• [What is being asked]:
Gather each line in the entries that includes the string "Attached".

Dataset excerpts
--- --- ---

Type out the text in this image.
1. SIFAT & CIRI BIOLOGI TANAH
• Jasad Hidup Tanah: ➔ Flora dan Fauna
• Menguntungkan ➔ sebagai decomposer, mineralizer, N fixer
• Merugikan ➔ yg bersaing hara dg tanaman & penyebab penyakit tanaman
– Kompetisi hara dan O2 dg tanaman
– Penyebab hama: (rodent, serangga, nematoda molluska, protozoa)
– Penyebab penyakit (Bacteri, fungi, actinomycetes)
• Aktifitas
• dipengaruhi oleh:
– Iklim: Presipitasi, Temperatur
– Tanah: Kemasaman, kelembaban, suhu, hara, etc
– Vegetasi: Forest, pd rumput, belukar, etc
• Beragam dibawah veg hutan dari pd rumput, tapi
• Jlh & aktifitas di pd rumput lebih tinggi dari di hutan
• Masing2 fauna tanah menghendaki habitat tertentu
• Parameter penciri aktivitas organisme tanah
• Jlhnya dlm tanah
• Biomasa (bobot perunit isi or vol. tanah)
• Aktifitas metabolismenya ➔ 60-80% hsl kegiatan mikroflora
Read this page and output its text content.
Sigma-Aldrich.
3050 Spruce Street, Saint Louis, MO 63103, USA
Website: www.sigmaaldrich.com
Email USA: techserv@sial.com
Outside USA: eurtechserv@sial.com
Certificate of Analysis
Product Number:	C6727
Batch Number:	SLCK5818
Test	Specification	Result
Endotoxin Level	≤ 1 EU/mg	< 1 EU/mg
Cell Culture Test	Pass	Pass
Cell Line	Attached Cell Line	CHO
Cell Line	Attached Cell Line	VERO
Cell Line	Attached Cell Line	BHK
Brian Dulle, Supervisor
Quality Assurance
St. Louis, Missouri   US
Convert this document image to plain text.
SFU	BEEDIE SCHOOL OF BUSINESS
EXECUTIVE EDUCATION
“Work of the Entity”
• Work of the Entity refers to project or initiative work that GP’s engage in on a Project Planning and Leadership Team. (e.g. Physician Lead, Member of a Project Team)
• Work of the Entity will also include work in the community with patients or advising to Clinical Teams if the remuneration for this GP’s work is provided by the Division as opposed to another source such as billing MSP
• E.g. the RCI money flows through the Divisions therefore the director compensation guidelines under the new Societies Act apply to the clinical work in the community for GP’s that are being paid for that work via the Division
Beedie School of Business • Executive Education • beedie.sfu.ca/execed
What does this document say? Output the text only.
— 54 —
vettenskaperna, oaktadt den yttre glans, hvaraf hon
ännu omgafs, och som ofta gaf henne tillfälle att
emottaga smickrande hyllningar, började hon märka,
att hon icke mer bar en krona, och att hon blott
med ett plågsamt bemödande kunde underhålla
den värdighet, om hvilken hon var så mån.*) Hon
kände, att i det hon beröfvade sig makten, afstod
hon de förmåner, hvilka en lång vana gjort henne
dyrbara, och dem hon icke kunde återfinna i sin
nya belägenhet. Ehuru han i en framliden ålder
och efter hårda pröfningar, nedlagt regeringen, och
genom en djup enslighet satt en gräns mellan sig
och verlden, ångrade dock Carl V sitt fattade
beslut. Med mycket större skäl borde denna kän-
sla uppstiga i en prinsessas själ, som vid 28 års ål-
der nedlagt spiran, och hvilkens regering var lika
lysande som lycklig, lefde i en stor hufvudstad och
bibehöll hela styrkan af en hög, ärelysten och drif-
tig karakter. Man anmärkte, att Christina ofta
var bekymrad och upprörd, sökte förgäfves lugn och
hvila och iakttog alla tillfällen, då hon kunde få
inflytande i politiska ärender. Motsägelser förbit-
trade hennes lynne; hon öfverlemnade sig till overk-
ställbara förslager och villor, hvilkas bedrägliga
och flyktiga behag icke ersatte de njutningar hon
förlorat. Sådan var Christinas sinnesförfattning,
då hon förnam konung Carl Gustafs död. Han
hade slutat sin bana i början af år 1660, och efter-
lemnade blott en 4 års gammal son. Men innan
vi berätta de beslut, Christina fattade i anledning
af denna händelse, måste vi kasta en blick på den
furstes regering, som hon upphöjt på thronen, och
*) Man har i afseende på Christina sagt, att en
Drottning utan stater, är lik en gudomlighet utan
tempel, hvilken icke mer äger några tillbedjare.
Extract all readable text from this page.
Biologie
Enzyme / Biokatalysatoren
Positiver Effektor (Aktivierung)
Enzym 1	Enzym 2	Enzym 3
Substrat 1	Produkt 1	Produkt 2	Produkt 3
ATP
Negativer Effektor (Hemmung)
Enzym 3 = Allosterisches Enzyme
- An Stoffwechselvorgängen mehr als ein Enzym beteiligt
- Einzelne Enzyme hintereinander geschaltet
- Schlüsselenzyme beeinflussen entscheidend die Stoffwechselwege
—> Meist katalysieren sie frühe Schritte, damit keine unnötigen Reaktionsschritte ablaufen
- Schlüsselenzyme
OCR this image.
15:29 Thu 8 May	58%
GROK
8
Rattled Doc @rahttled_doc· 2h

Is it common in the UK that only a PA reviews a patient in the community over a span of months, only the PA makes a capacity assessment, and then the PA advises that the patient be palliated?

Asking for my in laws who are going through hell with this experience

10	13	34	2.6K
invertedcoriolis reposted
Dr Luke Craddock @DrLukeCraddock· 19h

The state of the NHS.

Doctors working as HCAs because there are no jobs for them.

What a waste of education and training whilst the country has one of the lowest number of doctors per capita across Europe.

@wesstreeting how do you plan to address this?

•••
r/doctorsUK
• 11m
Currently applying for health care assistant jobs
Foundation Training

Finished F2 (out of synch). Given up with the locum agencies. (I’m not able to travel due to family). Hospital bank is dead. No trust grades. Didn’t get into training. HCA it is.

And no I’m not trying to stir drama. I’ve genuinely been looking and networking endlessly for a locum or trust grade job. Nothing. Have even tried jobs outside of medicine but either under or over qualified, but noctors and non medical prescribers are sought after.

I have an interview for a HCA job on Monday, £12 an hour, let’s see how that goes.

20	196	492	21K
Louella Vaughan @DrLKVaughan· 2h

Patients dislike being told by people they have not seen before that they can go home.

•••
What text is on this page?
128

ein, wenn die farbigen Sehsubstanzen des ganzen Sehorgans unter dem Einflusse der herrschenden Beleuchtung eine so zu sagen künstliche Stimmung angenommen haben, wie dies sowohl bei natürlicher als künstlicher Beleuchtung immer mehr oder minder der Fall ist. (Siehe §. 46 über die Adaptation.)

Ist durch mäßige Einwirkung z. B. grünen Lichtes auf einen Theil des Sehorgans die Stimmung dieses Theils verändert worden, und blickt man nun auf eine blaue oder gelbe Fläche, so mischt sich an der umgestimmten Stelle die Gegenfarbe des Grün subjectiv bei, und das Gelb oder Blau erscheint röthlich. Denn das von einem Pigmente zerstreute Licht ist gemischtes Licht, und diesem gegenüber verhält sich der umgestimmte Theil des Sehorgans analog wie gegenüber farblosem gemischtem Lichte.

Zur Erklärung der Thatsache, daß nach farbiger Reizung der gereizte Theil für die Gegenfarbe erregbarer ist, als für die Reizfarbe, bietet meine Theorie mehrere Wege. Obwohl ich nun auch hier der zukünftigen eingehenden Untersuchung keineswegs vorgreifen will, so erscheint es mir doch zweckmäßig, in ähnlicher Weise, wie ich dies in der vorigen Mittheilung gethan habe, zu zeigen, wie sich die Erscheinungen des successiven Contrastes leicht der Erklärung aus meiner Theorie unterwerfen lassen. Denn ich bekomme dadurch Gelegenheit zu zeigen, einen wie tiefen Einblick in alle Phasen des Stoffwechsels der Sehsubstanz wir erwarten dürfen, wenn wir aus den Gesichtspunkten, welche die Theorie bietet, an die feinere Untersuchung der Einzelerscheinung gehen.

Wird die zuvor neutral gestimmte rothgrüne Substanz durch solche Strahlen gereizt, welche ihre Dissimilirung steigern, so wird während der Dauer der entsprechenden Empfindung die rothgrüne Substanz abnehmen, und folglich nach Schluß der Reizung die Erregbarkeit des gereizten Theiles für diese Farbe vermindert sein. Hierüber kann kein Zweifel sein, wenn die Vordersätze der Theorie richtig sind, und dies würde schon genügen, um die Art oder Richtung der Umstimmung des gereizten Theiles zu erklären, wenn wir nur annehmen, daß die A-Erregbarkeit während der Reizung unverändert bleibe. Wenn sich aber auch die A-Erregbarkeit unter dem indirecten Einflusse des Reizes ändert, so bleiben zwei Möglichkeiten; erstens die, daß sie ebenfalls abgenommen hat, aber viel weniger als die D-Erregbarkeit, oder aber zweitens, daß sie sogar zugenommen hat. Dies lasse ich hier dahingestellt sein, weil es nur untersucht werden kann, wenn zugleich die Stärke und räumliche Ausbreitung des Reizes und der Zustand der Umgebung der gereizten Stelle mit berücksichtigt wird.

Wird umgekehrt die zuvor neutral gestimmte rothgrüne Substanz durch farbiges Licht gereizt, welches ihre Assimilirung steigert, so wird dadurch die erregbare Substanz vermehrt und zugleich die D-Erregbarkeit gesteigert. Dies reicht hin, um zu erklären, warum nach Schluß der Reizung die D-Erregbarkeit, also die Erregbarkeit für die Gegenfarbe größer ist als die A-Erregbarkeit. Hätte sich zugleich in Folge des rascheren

--- --- ---

• [Solution below]:
Cell Line	Attached Cell Line	CHO
Cell Line	Attached Cell Line	VERO
Cell Line	Attached Cell Line	BHK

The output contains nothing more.